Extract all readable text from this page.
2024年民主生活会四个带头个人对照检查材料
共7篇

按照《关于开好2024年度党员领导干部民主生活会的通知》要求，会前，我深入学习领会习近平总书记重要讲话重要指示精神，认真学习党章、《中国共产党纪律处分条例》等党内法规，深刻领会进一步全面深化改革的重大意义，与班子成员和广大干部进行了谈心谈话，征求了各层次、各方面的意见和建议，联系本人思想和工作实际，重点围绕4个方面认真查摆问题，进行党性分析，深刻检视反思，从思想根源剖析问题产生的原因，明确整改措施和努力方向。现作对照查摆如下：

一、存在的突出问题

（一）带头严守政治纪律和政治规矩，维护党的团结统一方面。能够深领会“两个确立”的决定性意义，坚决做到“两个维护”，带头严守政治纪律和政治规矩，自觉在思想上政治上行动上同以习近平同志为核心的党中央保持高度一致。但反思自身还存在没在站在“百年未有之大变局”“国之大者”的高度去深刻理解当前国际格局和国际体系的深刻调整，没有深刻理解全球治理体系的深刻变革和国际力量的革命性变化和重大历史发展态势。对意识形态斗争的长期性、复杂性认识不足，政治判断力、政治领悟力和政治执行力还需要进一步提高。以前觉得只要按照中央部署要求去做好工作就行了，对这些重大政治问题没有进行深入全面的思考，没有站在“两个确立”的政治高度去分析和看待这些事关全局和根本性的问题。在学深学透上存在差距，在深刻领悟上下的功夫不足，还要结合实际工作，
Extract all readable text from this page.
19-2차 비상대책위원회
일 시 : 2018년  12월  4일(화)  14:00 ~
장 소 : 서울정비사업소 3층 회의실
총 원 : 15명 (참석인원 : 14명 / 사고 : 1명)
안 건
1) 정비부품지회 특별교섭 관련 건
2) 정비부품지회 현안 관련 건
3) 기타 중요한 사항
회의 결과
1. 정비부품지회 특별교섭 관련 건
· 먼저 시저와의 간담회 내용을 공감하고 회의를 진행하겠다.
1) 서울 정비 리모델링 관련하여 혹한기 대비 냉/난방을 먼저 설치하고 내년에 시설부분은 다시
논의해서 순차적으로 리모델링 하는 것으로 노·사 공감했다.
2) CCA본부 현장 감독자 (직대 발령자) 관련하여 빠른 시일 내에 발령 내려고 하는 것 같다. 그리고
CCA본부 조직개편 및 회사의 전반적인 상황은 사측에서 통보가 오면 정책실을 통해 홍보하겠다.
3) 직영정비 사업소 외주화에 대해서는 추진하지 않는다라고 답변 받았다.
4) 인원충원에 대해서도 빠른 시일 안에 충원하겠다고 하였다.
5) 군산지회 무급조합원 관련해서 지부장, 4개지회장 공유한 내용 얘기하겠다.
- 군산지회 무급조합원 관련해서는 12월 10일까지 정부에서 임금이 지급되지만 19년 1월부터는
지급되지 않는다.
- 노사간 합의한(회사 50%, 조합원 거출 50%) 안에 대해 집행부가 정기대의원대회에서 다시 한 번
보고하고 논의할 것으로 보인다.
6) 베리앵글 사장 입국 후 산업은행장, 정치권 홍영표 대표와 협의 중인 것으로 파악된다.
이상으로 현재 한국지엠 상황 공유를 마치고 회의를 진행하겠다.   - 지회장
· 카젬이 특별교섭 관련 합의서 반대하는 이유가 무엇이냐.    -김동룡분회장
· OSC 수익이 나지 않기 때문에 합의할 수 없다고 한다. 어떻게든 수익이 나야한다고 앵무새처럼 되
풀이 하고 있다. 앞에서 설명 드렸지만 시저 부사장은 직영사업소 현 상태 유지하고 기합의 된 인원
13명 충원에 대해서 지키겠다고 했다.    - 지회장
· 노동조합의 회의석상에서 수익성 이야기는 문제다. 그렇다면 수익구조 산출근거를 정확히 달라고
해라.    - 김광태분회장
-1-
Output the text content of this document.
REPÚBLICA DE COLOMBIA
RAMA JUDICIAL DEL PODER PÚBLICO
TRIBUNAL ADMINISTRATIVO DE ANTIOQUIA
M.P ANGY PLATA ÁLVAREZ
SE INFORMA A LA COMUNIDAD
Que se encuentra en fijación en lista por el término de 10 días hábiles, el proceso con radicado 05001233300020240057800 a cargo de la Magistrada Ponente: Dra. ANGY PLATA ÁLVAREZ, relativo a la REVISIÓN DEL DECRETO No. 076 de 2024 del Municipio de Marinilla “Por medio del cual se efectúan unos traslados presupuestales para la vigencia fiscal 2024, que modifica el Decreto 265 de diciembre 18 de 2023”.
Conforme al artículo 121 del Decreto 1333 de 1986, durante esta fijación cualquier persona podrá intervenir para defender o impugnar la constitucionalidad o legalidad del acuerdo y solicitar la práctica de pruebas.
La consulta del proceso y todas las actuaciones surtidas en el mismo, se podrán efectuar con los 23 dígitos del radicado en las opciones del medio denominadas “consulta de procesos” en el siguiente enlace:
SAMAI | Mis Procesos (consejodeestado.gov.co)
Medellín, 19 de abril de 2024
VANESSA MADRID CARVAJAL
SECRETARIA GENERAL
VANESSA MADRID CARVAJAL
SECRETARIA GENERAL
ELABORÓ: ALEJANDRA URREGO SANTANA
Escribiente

+++

» What is expected
List every line above that holds the word "fijación".

» Output below
Que se encuentra en fijación en lista por el término de 10 días hábiles, el proceso con radicado 05001233300020240057800 a cargo de la Magistrada Ponente: Dra. ANGY PLATA ÁLVAREZ, relativo a la REVISIÓN DEL DECRETO No. 076 de 2024 del Municipio de Marinilla “Por medio del cual se efectúan unos traslados presupuestales para la vigencia fiscal 2024, que modifica el Decreto 265 de diciembre 18 de 2023”.
Conforme al artículo 121 del Decreto 1333 de 1986, durante esta fijación cualquier persona podrá intervenir para defender o impugnar la constitucionalidad o legalidad del acuerdo y solicitar la práctica de pruebas.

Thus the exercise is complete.